(Records contained in a dataset)
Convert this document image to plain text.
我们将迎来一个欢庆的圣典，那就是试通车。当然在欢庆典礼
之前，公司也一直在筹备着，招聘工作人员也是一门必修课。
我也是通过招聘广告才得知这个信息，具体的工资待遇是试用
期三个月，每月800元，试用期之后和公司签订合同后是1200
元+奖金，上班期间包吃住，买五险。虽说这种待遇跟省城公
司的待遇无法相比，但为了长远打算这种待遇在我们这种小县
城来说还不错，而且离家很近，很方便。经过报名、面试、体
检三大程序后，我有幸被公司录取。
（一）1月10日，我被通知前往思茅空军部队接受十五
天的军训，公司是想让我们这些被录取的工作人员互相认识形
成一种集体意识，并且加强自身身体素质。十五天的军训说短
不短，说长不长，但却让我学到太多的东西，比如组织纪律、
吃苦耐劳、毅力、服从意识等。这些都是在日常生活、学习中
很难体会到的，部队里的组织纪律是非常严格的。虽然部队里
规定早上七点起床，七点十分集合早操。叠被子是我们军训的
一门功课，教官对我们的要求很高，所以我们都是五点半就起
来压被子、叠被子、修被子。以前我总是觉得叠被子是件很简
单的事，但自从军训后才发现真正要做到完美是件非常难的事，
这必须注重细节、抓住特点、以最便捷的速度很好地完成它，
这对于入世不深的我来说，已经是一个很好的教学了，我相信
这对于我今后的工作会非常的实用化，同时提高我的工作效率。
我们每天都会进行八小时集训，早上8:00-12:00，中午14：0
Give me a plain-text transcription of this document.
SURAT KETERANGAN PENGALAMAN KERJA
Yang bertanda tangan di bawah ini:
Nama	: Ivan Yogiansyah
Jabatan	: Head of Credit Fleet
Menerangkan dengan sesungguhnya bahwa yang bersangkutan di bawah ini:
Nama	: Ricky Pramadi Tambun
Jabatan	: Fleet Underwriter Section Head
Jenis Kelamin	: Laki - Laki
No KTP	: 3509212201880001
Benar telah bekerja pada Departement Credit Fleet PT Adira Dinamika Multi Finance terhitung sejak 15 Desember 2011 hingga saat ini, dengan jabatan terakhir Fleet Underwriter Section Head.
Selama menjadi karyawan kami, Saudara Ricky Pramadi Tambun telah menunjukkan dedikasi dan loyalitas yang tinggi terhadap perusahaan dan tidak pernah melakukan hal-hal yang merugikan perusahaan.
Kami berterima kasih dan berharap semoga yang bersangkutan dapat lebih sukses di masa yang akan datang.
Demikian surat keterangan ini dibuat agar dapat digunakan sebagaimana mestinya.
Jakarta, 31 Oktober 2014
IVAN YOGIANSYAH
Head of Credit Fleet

> **GIVEN PROBLEM**
Every line of the listing that holds "bawah" should be found and copied.

> **SOLUTION TO THE EXERCISE**
Yang bertanda tangan di bawah ini:
Menerangkan dengan sesungguhnya bahwa yang bersangkutan di bawah ini:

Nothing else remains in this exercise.